Aufgaben:
- a) Prüfen Sie, ob die folgenden Aussagen mit dem Textauszug übereinstimmen: (i) BMW hat zwei Nachwuchsfahrer als Fahrschüler in der Serie eingesetzt. (ii) Felix Rosenqvist ist bei BMW untergebracht. (iii) Die Junior-Wertung gilt für Fahrer unter 25 Jahren. Beantworten Sie jede Aussage mit Ja oder Nein und zitieren Sie die maßgebliche Textstelle wörtlich.
- b) Welche maximale Leistung haben laut Textauszug die Fahrzeuge der Serie?
- c) Erläutern Sie anhand des Textauszugs, aus welchem Grund erstmals eine Junior-Wertung eingeführt wird.

Textauszug:
Statt fahrfröhliche Oldies in die bis zu 600 PS starken Fahrzeuge zu setzen, haben Hersteller wie Audi, BMW, Mercedes und Porsche die Serie als Talentschmiede erkannt. „Wir sehen eine perfekte Plattform, um begabte Nachwuchsfahrer ans höchste Niveau des GT-Sports heranzuführen“, sagt BMW-Motorsportdirektor Jens Marquardt. Die Münchner haben den Finnen Jesse Krohn und den Schweizer Louis Delétraz als Fahrschüler installiert. Mercedes hat Formel-3-Europameister Felix Rosenqvist bei AMG Zakspeed untergebracht, der Schwede soll für die erste Liga DTM ausgebildet werden. Maximilian Götz ist dieser Aufstieg gelungen, Masters-Titelverteidiger Asch hat diese Hoffnung noch nicht aufgegeben. Um den Jugendstil zu betonen, gibt es erstmals eine Junior-Wertung für unter 25-Jährige.

[Zeilen aus einem Layout-Datensatz]

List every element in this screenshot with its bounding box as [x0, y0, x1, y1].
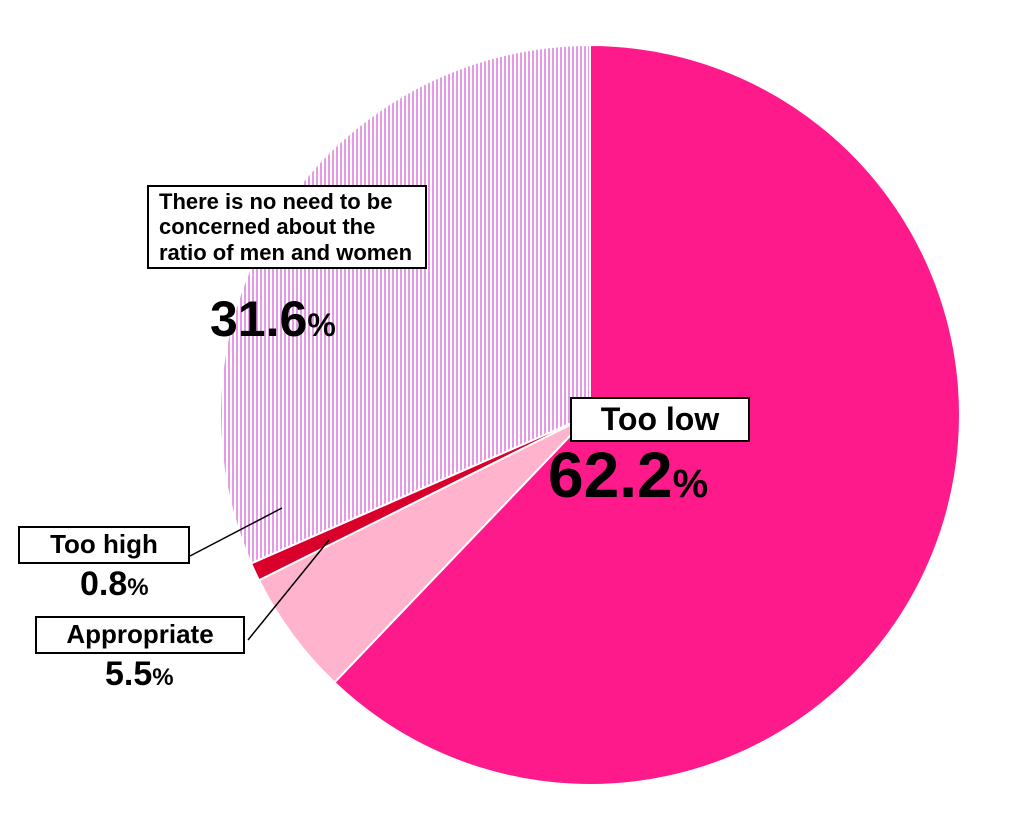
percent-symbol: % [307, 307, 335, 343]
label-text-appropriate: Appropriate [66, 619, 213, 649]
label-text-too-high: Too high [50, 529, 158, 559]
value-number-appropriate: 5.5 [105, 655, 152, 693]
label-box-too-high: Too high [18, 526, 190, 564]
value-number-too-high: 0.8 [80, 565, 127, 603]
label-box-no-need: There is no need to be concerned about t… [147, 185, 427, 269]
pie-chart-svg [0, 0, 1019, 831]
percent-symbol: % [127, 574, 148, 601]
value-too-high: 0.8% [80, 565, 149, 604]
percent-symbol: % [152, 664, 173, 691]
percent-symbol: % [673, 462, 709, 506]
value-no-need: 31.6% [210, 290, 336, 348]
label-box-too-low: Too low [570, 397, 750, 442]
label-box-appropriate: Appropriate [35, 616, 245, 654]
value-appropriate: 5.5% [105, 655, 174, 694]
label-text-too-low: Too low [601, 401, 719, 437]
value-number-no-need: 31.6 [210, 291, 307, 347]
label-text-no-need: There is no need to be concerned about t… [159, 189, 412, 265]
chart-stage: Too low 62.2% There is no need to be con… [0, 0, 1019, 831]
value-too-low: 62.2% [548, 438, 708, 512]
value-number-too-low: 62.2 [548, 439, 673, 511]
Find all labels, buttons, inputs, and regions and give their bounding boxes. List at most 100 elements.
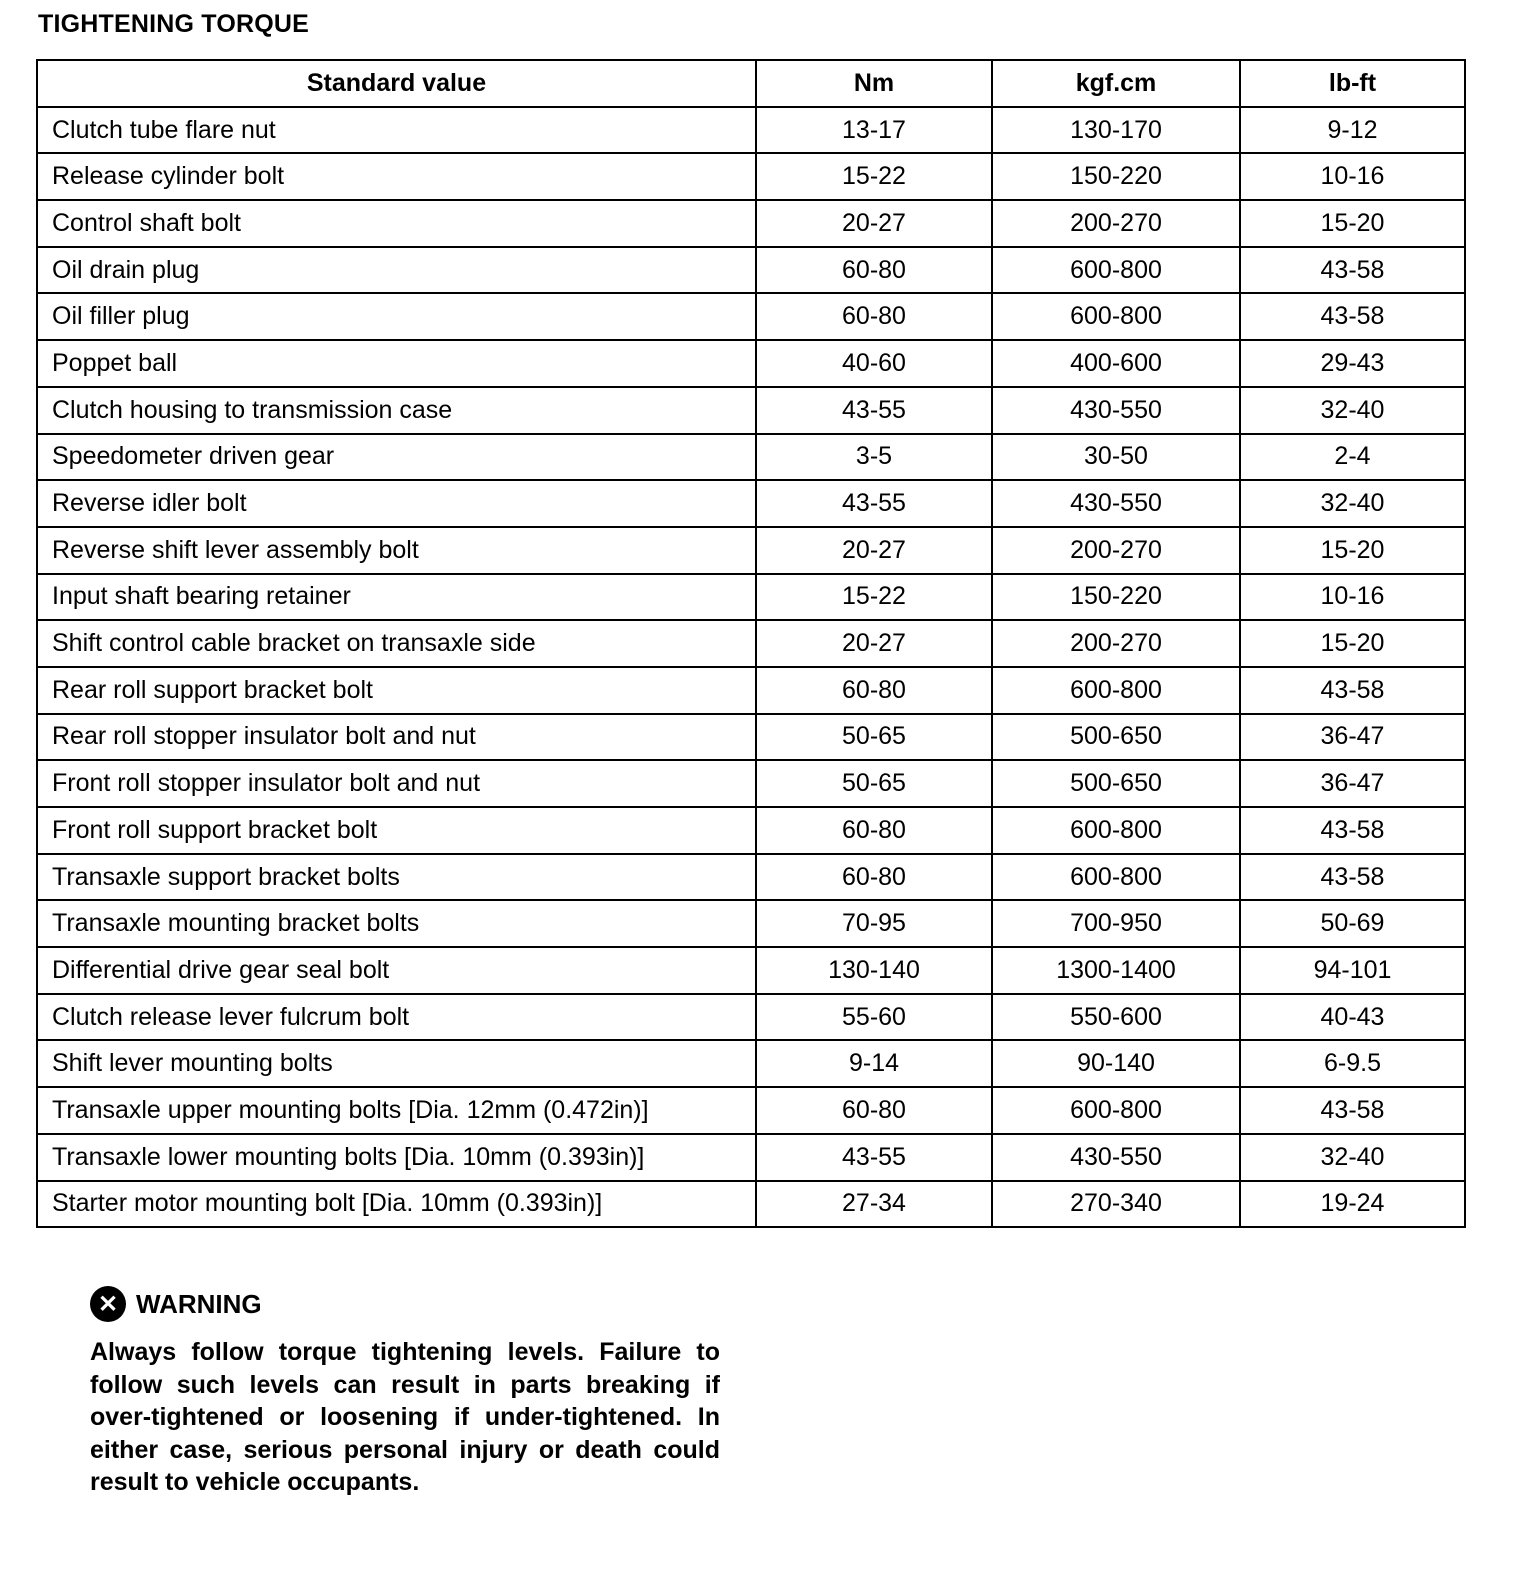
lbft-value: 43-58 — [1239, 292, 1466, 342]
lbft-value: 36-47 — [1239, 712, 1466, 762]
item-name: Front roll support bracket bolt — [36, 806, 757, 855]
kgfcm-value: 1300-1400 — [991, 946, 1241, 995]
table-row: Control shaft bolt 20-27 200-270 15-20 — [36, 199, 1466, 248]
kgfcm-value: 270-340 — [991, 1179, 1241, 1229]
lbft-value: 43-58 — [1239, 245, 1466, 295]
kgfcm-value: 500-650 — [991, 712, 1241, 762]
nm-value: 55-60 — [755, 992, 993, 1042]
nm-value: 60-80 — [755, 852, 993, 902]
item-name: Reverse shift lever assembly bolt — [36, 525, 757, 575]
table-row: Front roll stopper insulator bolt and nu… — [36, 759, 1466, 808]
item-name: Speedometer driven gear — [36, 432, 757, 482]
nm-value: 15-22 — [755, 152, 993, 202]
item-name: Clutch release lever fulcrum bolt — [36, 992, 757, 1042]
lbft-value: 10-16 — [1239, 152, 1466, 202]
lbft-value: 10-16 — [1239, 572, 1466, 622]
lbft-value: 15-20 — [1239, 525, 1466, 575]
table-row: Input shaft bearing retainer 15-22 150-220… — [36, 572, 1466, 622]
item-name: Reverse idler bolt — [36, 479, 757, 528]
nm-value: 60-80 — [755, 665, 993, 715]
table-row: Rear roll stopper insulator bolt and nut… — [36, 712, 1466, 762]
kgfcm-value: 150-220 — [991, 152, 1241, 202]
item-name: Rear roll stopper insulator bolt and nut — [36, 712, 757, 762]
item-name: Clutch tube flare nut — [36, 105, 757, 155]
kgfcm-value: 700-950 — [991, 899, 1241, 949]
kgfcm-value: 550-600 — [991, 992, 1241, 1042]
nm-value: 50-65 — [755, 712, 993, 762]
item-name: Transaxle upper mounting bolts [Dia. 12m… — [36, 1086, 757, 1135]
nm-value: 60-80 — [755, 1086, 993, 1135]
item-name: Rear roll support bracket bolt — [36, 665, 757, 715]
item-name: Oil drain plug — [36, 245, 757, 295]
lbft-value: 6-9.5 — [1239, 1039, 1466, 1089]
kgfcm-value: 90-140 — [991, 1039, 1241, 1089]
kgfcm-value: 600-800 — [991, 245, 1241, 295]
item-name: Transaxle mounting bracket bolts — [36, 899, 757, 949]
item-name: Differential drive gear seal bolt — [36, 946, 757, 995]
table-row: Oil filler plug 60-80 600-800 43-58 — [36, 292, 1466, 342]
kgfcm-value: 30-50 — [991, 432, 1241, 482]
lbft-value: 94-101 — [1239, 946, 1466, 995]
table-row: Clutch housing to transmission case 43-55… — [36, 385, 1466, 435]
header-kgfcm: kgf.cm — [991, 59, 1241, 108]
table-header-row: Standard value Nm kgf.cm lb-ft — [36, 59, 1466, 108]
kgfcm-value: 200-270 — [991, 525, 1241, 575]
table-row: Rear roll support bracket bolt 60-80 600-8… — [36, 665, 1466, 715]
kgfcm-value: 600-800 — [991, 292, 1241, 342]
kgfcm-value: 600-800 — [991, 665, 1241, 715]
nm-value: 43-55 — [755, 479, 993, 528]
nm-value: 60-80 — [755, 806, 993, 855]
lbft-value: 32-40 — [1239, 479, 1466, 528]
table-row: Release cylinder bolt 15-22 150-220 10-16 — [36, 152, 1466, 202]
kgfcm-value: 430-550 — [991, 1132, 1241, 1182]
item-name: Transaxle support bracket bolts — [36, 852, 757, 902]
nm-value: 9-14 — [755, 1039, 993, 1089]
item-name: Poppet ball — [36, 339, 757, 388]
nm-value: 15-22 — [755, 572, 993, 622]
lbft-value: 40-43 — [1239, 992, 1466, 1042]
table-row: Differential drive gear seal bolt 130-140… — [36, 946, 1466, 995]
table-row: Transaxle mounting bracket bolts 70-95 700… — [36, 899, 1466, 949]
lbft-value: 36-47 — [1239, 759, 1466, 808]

Lösungen:
- a)
(i) Ja: „Die Münchner haben den Finnen Jesse Krohn und den Schweizer Louis Delétraz als Fahrschüler installiert.“
(ii) Nein: „Mercedes hat Formel-3-Europameister Felix Rosenqvist bei AMG Zakspeed untergebracht“
(iii) Ja: „gibt es erstmals eine Junior-Wertung für unter 25-Jährige.“

- b) Bis zu 600 PS.

- c) Die Junior-Wertung für unter 25-Jährige soll den Jugendstil der Serie betonen.